Collect each line containing "Whisker".

Provided records:
::::
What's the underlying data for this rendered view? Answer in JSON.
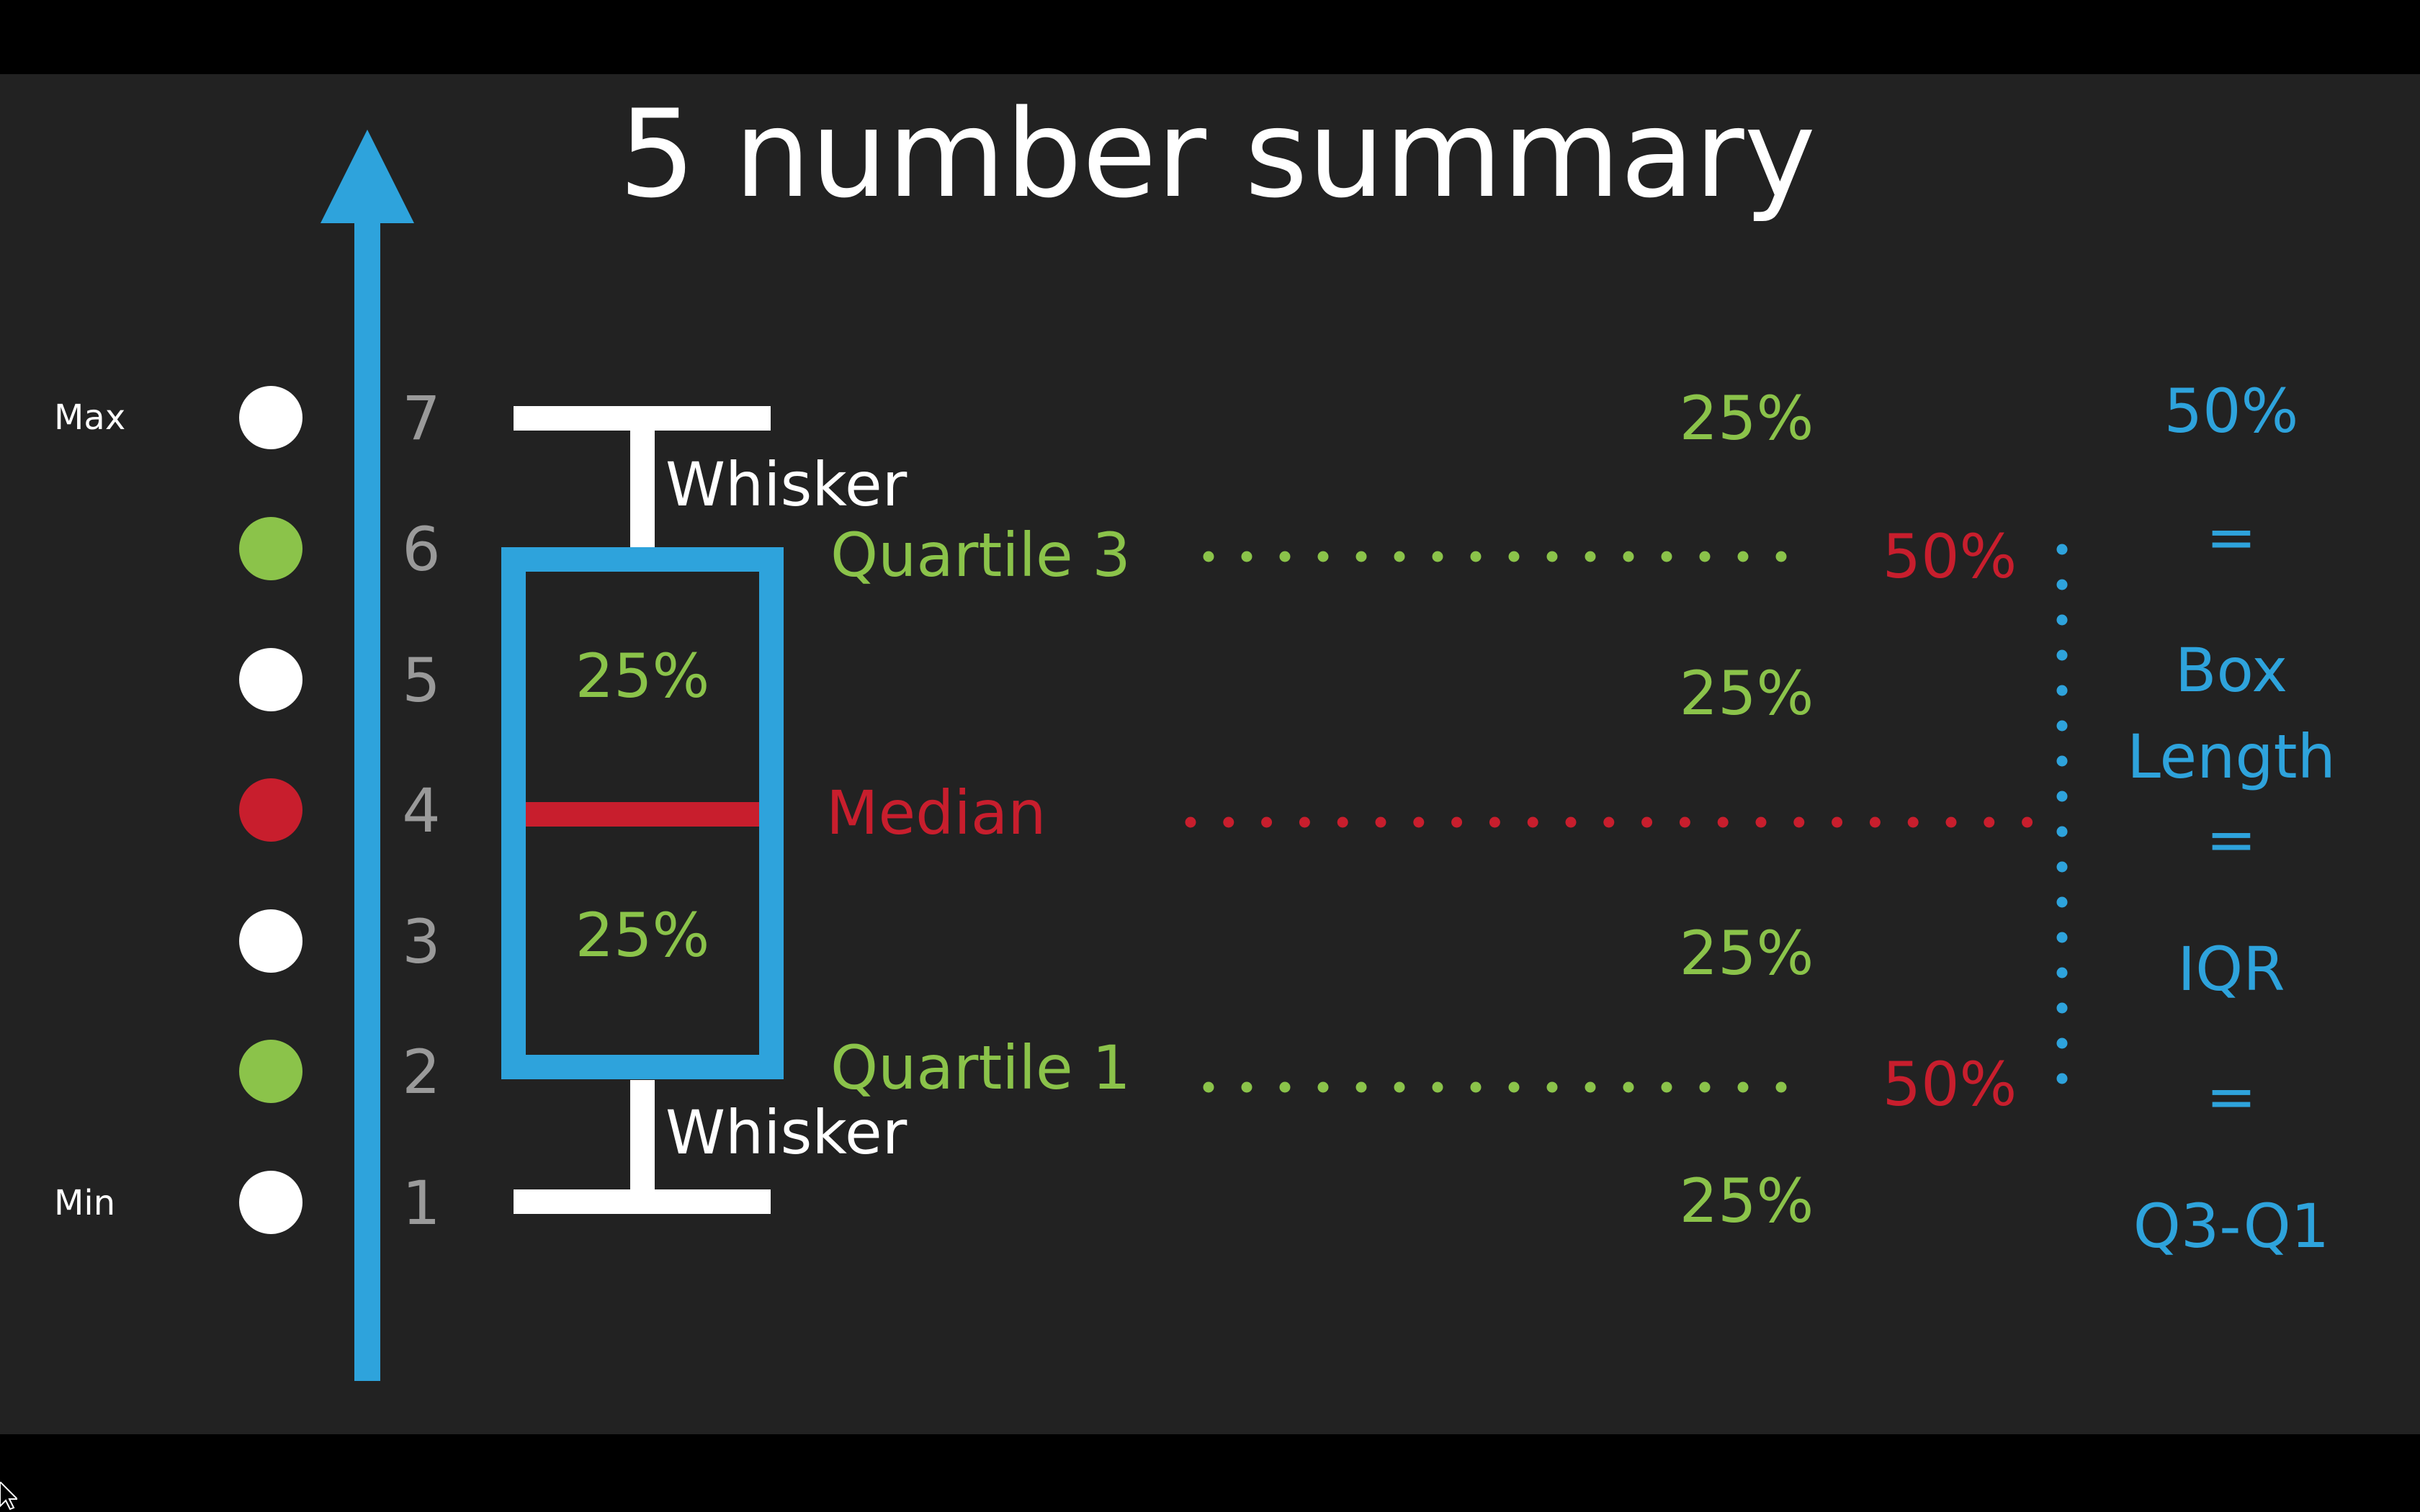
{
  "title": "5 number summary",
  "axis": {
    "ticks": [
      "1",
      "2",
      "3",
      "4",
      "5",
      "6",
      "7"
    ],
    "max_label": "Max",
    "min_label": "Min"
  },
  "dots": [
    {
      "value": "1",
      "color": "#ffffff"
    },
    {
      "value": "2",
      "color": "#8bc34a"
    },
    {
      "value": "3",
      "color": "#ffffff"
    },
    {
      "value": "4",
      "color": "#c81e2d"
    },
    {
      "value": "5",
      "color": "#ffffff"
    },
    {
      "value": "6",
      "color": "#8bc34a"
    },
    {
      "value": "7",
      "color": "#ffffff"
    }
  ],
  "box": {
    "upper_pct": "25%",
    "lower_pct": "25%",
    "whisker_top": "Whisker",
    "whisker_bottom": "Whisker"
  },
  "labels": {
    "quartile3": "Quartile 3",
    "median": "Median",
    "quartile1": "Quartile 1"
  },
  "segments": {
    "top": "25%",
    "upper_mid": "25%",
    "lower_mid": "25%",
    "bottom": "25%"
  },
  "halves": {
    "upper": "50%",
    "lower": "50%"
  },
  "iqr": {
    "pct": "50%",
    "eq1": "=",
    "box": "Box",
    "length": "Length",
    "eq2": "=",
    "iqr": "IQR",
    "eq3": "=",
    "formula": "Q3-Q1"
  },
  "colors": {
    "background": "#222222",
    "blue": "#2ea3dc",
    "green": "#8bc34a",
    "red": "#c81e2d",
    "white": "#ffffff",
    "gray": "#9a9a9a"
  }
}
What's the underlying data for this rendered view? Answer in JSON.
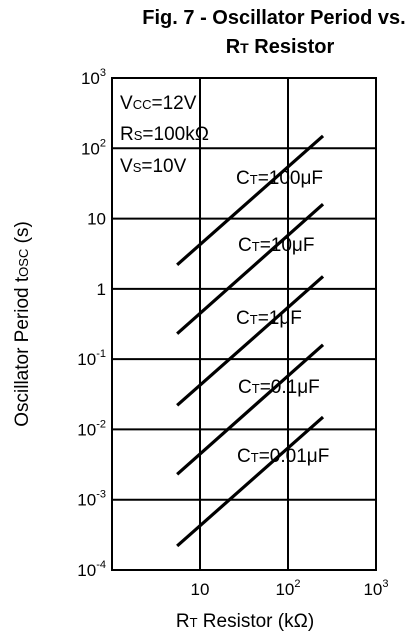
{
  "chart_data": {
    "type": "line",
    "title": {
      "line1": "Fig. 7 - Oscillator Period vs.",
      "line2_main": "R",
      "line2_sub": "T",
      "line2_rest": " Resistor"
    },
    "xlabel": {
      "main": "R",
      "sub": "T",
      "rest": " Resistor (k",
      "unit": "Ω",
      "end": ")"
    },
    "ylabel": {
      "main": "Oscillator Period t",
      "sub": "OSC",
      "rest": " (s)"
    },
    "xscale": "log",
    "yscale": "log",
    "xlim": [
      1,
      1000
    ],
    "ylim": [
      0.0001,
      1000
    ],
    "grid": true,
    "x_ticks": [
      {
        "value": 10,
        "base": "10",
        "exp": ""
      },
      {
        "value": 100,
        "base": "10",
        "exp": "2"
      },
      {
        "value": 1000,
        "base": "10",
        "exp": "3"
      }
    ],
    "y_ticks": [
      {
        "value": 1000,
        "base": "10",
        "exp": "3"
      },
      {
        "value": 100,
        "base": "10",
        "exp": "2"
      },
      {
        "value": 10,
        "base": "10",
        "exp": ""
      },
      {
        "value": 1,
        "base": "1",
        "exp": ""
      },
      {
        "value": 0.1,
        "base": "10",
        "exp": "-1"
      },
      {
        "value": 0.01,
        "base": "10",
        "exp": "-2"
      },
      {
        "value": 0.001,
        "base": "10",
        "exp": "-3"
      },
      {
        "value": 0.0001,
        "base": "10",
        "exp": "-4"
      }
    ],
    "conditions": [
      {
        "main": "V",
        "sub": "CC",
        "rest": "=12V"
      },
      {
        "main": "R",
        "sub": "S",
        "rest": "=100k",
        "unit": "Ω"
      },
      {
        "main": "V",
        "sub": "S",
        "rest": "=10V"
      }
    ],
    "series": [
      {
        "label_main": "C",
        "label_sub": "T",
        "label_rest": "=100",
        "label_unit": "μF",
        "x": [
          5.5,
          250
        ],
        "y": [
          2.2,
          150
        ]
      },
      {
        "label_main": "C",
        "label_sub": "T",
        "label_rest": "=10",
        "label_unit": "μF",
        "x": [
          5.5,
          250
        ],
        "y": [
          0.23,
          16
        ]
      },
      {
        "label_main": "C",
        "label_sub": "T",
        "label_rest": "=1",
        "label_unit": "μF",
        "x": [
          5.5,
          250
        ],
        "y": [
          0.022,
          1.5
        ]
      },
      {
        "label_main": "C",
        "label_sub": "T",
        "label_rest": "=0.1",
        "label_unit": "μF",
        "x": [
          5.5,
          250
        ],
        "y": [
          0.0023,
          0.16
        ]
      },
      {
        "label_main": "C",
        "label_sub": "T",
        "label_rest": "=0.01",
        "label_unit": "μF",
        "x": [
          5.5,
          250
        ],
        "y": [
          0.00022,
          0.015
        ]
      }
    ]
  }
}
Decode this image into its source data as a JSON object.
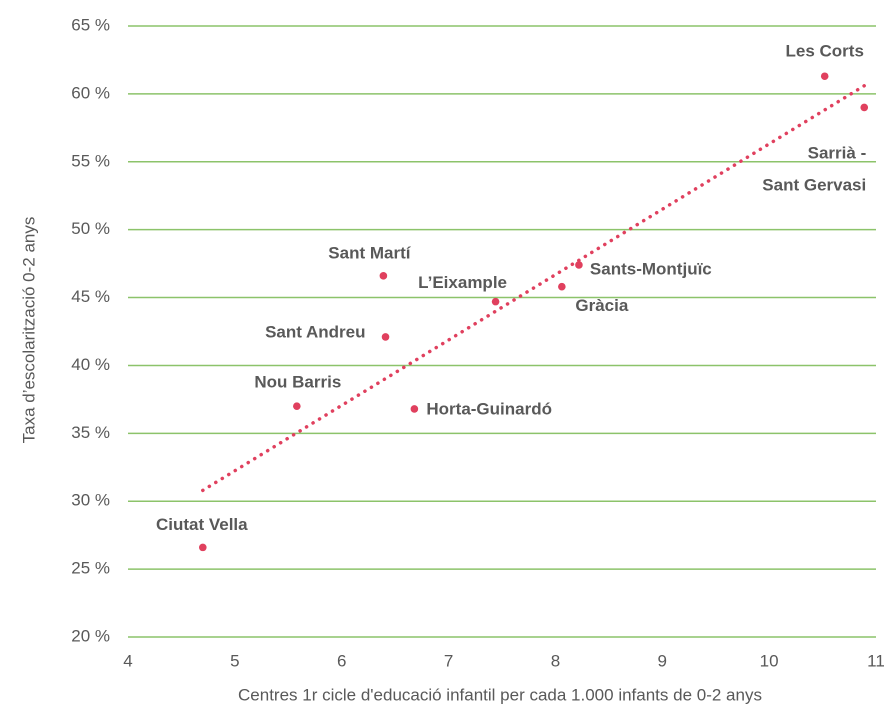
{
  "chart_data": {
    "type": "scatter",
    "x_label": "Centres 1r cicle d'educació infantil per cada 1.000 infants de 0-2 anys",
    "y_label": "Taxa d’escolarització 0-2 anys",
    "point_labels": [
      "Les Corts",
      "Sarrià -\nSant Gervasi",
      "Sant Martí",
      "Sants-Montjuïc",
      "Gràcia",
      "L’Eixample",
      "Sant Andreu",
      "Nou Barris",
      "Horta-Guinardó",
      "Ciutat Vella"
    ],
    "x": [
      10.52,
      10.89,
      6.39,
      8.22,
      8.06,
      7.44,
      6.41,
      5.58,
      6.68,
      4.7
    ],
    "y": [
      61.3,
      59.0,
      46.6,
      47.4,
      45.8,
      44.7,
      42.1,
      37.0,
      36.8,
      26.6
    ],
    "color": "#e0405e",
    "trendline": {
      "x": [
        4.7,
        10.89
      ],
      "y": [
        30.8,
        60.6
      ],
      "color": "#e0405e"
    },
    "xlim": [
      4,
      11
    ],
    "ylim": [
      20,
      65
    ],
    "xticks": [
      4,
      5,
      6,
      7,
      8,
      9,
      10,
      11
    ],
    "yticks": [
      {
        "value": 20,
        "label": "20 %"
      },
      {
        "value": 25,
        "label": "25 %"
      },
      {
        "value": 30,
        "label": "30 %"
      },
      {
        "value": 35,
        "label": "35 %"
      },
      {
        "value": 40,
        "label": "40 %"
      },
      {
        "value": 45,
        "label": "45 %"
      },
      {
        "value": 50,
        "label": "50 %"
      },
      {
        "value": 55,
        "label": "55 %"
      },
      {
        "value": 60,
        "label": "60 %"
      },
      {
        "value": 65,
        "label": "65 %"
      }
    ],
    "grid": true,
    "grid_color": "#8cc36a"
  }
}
::::
Solved problem:
    "whisker_top": "Whisker",
    "whisker_bottom": "Whisker"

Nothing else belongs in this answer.